_Goal of the exercise_.
List, from the lines below, each one with "value" in it.

Items from a figure collection:
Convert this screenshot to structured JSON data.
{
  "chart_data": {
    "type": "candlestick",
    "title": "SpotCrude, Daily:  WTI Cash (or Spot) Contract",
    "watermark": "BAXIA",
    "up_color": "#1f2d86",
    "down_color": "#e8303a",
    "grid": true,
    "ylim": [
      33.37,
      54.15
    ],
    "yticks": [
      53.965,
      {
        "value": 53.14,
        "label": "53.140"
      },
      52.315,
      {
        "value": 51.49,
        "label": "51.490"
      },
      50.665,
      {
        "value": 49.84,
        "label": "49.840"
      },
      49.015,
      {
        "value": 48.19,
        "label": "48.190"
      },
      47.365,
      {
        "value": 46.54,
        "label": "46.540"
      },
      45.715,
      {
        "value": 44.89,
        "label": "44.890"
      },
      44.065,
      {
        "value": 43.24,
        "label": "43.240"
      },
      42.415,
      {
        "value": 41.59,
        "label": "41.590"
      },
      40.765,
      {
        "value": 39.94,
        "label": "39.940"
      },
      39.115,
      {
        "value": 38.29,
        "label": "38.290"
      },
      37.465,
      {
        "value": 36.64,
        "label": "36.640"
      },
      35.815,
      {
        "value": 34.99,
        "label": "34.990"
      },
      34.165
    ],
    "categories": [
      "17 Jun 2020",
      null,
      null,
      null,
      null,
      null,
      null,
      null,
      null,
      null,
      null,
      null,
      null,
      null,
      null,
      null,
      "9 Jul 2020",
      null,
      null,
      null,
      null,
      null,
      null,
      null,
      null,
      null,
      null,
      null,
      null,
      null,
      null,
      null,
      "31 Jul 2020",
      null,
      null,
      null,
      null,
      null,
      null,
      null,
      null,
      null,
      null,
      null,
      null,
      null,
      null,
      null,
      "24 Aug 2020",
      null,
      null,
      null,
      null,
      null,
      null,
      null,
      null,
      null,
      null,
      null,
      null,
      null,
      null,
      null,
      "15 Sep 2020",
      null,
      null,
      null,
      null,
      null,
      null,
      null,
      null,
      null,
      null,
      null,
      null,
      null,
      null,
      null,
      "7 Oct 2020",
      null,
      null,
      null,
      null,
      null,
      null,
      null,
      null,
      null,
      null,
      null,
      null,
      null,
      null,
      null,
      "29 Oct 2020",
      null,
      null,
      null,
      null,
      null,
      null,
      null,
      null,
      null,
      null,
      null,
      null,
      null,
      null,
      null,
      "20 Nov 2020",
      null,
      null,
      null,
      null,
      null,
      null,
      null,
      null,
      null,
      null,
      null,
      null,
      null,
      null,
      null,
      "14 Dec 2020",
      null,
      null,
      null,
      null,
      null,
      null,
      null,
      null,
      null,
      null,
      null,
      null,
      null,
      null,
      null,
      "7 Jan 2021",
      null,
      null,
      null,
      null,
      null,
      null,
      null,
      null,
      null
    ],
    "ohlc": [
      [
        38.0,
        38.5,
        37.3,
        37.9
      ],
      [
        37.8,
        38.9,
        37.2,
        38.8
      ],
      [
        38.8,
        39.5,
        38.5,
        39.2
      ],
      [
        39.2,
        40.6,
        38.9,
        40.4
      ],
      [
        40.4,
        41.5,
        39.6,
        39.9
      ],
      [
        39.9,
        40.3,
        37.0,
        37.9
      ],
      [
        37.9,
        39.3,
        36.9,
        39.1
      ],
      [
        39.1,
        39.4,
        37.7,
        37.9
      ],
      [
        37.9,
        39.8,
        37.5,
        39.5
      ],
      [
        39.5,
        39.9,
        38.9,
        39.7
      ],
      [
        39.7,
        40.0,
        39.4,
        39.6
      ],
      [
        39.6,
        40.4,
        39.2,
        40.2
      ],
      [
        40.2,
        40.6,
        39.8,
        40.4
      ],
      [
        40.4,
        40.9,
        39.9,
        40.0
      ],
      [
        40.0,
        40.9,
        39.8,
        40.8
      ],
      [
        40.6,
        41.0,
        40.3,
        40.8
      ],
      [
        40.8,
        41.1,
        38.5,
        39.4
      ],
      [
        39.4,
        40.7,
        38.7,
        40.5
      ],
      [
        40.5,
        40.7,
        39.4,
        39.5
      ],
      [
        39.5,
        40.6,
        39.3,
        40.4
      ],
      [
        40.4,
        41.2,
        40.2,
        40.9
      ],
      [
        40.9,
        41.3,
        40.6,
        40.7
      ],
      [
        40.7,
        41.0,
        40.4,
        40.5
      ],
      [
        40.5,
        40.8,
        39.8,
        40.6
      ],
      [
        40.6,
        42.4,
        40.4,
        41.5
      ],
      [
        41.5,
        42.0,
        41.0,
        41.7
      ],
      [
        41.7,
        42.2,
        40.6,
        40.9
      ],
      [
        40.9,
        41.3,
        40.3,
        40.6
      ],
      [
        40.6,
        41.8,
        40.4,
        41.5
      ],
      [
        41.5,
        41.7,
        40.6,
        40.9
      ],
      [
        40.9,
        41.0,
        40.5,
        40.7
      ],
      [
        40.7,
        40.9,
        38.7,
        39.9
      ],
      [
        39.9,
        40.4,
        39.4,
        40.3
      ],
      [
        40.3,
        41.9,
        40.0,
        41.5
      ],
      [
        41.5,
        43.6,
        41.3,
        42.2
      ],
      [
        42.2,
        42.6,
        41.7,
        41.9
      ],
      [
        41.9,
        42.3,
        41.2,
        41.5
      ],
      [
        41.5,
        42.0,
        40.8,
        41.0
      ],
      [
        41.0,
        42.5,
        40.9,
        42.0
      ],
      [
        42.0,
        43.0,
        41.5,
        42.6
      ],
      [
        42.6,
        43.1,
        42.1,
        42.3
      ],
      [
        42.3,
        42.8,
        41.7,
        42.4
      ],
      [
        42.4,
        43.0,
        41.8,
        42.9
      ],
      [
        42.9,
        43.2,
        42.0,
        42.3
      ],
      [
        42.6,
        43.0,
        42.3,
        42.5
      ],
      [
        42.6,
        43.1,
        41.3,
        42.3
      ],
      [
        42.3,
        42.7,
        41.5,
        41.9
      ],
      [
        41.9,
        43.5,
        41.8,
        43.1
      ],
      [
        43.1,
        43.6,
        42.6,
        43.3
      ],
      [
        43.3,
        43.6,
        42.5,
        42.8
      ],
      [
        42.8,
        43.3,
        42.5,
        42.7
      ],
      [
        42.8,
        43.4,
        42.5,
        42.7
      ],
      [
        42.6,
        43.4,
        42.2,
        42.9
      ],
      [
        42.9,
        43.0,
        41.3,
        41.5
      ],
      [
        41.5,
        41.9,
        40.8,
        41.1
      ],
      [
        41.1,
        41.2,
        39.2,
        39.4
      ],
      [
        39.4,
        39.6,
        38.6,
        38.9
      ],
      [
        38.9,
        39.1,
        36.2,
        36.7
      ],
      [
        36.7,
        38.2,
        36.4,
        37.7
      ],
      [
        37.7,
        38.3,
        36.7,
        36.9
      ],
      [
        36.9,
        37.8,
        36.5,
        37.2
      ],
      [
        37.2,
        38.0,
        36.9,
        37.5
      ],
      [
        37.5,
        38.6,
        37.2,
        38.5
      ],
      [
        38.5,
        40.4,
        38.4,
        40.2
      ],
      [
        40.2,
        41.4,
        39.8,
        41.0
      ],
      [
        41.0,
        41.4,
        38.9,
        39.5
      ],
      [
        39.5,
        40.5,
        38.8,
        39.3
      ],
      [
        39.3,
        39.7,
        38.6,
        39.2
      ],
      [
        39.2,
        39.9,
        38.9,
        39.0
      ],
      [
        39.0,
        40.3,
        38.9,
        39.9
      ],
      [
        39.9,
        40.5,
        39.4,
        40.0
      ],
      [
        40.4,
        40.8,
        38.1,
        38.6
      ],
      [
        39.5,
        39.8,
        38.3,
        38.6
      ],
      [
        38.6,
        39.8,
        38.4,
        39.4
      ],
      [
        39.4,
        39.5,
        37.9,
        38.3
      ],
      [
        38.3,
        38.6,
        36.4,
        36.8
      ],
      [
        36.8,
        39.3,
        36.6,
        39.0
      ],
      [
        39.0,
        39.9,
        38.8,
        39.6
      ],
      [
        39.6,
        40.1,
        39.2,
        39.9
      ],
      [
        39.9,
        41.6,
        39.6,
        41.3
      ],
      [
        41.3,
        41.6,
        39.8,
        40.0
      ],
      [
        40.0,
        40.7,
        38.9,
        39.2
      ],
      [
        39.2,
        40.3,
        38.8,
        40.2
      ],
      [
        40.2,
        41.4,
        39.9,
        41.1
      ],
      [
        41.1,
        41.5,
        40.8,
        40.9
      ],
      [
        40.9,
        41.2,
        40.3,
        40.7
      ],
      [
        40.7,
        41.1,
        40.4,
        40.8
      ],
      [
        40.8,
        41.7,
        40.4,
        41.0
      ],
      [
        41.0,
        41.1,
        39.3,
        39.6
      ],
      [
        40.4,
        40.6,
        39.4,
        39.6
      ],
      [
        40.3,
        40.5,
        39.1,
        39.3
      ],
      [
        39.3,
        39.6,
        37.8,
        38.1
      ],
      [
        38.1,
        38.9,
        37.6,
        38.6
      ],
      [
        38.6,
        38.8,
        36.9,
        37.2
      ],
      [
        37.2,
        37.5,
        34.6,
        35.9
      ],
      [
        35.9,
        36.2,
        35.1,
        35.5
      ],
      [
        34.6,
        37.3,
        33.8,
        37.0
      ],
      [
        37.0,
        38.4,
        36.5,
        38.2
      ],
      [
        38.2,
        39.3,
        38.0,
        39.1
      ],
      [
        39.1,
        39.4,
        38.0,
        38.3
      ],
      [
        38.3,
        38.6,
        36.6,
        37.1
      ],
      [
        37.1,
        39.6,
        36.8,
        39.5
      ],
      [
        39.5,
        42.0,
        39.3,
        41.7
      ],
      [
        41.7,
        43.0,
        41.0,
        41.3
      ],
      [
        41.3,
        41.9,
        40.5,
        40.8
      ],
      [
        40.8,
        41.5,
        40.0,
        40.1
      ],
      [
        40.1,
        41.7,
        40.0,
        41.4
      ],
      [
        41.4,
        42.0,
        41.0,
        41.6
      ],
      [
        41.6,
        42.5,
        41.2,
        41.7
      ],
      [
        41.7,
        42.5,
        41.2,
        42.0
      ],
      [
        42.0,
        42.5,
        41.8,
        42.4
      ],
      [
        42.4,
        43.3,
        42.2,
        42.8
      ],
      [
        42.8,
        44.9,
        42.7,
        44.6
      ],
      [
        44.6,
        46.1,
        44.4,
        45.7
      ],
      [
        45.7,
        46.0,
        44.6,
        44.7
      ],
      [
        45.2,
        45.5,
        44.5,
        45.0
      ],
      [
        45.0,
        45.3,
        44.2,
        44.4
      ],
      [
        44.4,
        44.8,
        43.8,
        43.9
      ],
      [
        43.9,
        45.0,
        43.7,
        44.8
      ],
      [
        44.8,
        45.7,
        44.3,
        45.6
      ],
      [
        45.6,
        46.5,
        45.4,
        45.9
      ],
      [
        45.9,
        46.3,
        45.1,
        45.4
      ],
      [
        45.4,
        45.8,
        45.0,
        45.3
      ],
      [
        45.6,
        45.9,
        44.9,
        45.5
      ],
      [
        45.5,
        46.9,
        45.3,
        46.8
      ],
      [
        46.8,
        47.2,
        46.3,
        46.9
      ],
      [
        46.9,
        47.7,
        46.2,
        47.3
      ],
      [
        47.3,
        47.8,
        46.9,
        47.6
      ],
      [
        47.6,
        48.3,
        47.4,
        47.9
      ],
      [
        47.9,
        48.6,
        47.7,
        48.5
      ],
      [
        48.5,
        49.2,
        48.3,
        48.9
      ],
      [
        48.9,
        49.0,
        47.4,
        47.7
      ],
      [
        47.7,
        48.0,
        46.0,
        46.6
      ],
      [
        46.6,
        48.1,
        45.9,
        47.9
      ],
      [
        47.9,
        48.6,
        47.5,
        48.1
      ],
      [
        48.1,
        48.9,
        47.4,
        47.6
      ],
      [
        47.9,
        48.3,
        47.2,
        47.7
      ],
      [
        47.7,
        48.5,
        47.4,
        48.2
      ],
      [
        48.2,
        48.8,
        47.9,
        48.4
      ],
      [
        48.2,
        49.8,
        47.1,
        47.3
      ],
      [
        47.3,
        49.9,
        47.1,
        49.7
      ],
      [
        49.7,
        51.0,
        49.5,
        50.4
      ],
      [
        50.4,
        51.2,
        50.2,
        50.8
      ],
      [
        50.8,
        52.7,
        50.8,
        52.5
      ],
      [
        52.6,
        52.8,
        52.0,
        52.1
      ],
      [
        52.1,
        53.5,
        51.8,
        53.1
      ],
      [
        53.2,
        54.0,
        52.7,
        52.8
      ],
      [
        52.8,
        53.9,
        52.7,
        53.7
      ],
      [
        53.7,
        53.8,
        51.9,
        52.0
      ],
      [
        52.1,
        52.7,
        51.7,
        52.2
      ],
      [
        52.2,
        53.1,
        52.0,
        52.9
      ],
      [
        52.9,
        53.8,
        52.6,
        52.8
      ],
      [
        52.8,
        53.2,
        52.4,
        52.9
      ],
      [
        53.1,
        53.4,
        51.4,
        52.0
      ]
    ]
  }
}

_Exercise answer_.
        "value": 53.14,
        "value": 51.49,
        "value": 49.84,
        "value": 48.19,
        "value": 46.54,
        "value": 44.89,
        "value": 43.24,
        "value": 41.59,
        "value": 39.94,
        "value": 38.29,
        "value": 36.64,
        "value": 34.99,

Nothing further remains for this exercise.